What you have to do →
Retype all of the data exactly as given.
* Begin *
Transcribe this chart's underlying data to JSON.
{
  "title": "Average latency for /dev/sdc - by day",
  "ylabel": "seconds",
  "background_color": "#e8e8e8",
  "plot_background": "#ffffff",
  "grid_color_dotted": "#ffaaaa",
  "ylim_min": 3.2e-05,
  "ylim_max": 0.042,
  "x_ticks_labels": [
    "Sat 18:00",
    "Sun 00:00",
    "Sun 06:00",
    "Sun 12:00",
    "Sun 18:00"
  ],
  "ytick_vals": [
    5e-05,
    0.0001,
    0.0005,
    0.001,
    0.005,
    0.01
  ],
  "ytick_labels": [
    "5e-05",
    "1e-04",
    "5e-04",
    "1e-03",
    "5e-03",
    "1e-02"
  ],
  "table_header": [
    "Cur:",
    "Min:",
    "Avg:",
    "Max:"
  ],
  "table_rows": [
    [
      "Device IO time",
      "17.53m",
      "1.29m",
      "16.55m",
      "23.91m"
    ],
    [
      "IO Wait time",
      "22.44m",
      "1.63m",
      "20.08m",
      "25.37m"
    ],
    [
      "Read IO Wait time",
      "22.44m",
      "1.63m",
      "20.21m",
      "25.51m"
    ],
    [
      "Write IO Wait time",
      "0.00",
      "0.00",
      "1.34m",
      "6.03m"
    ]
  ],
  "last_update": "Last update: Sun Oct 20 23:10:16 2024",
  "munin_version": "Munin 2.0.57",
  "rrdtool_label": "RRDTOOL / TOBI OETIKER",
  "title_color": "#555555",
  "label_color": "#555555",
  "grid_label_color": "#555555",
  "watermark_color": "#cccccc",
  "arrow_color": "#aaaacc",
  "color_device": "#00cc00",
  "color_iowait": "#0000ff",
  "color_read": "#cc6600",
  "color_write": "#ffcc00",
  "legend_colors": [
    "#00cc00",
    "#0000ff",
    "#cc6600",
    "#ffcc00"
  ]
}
* End *
Written answer →
Transcribe this chart's underlying data to JSON.
{
  "title": "Average latency for /dev/sdc - by day",
  "ylabel": "seconds",
  "background_color": "#e8e8e8",
  "plot_background": "#ffffff",
  "grid_color_dotted": "#ffaaaa",
  "ylim_min": 3.2e-05,
  "ylim_max": 0.042,
  "x_ticks_labels": [
    "Sat 18:00",
    "Sun 00:00",
    "Sun 06:00",
    "Sun 12:00",
    "Sun 18:00"
  ],
  "ytick_vals": [
    5e-05,
    0.0001,
    0.0005,
    0.001,
    0.005,
    0.01
  ],
  "ytick_labels": [
    "5e-05",
    "1e-04",
    "5e-04",
    "1e-03",
    "5e-03",
    "1e-02"
  ],
  "table_header": [
    "Cur:",
    "Min:",
    "Avg:",
    "Max:"
  ],
  "table_rows": [
    [
      "Device IO time",
      "17.53m",
      "1.29m",
      "16.55m",
      "23.91m"
    ],
    [
      "IO Wait time",
      "22.44m",
      "1.63m",
      "20.08m",
      "25.37m"
    ],
    [
      "Read IO Wait time",
      "22.44m",
      "1.63m",
      "20.21m",
      "25.51m"
    ],
    [
      "Write IO Wait time",
      "0.00",
      "0.00",
      "1.34m",
      "6.03m"
    ]
  ],
  "last_update": "Last update: Sun Oct 20 23:10:16 2024",
  "munin_version": "Munin 2.0.57",
  "rrdtool_label": "RRDTOOL / TOBI OETIKER",
  "title_color": "#555555",
  "label_color": "#555555",
  "grid_label_color": "#555555",
  "watermark_color": "#cccccc",
  "arrow_color": "#aaaacc",
  "color_device": "#00cc00",
  "color_iowait": "#0000ff",
  "color_read": "#cc6600",
  "color_write": "#ffcc00",
  "legend_colors": [
    "#00cc00",
    "#0000ff",
    "#cc6600",
    "#ffcc00"
  ]
}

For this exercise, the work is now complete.